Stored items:
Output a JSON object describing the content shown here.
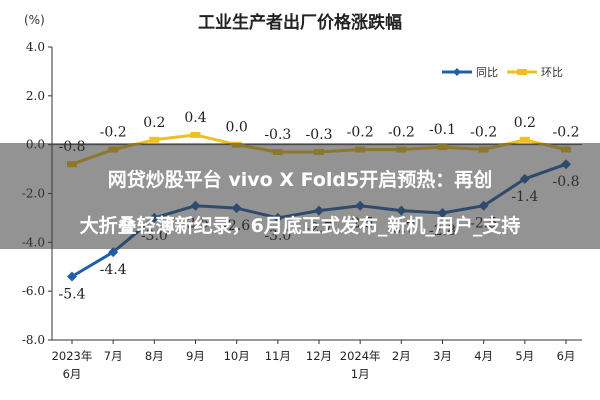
{
  "chart_data": {
    "type": "line",
    "title": "工业生产者出厂价格涨跌幅",
    "unit_label": "(%)",
    "ylim": [
      -8.0,
      4.0
    ],
    "yticks": [
      "4.0",
      "2.0",
      "0.0",
      "-2.0",
      "-4.0",
      "-6.0",
      "-8.0"
    ],
    "categories": [
      [
        "2023年",
        "6月"
      ],
      [
        "7月"
      ],
      [
        "8月"
      ],
      [
        "9月"
      ],
      [
        "10月"
      ],
      [
        "11月"
      ],
      [
        "12月"
      ],
      [
        "2024年",
        "1月"
      ],
      [
        "2月"
      ],
      [
        "3月"
      ],
      [
        "4月"
      ],
      [
        "5月"
      ],
      [
        "6月"
      ]
    ],
    "legend_position": "top-right",
    "grid": false,
    "series": [
      {
        "name": "同比",
        "color": "#1f5fa8",
        "values": [
          -5.4,
          -4.4,
          -3.0,
          -2.5,
          -2.6,
          -3.0,
          -2.7,
          -2.5,
          -2.7,
          -2.8,
          -2.5,
          -1.4,
          -0.8
        ]
      },
      {
        "name": "环比",
        "color": "#f0c020",
        "values": [
          -0.8,
          -0.2,
          0.2,
          0.4,
          0.0,
          -0.3,
          -0.3,
          -0.2,
          -0.2,
          -0.1,
          -0.2,
          0.2,
          -0.2
        ]
      }
    ],
    "value_labels": {
      "同比": [
        "-5.4",
        "-4.4",
        "-3.0",
        "-2.5",
        "-2.6",
        "-3.0",
        "-2.7",
        "-2.5",
        "-2.7",
        "-2.8",
        "-2.5",
        "-1.4",
        "-0.8"
      ],
      "环比": [
        "-0.8",
        "-0.2",
        "0.2",
        "0.4",
        "0.0",
        "-0.3",
        "-0.3",
        "-0.2",
        "-0.2",
        "-0.1",
        "-0.2",
        "0.2",
        "-0.2"
      ]
    }
  },
  "overlay_banner": {
    "line1": "网贷炒股平台 vivo X Fold5开启预热：再创",
    "line2": "大折叠轻薄新纪录，6月底正式发布_新机_用户_支持"
  }
}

Your instructions: Retype the whole listing, keeping every line identical and omitting all pictures.

Solved problem:
Output a JSON object describing the content shown here.
{
  "chart_data": {
    "type": "line",
    "title": "工业生产者出厂价格涨跌幅",
    "unit_label": "(%)",
    "ylim": [
      -8.0,
      4.0
    ],
    "yticks": [
      "4.0",
      "2.0",
      "0.0",
      "-2.0",
      "-4.0",
      "-6.0",
      "-8.0"
    ],
    "categories": [
      [
        "2023年",
        "6月"
      ],
      [
        "7月"
      ],
      [
        "8月"
      ],
      [
        "9月"
      ],
      [
        "10月"
      ],
      [
        "11月"
      ],
      [
        "12月"
      ],
      [
        "2024年",
        "1月"
      ],
      [
        "2月"
      ],
      [
        "3月"
      ],
      [
        "4月"
      ],
      [
        "5月"
      ],
      [
        "6月"
      ]
    ],
    "legend_position": "top-right",
    "grid": false,
    "series": [
      {
        "name": "同比",
        "color": "#1f5fa8",
        "values": [
          -5.4,
          -4.4,
          -3.0,
          -2.5,
          -2.6,
          -3.0,
          -2.7,
          -2.5,
          -2.7,
          -2.8,
          -2.5,
          -1.4,
          -0.8
        ]
      },
      {
        "name": "环比",
        "color": "#f0c020",
        "values": [
          -0.8,
          -0.2,
          0.2,
          0.4,
          0.0,
          -0.3,
          -0.3,
          -0.2,
          -0.2,
          -0.1,
          -0.2,
          0.2,
          -0.2
        ]
      }
    ],
    "value_labels": {
      "同比": [
        "-5.4",
        "-4.4",
        "-3.0",
        "-2.5",
        "-2.6",
        "-3.0",
        "-2.7",
        "-2.5",
        "-2.7",
        "-2.8",
        "-2.5",
        "-1.4",
        "-0.8"
      ],
      "环比": [
        "-0.8",
        "-0.2",
        "0.2",
        "0.4",
        "0.0",
        "-0.3",
        "-0.3",
        "-0.2",
        "-0.2",
        "-0.1",
        "-0.2",
        "0.2",
        "-0.2"
      ]
    }
  },
  "overlay_banner": {
    "line1": "网贷炒股平台 vivo X Fold5开启预热：再创",
    "line2": "大折叠轻薄新纪录，6月底正式发布_新机_用户_支持"
  }
}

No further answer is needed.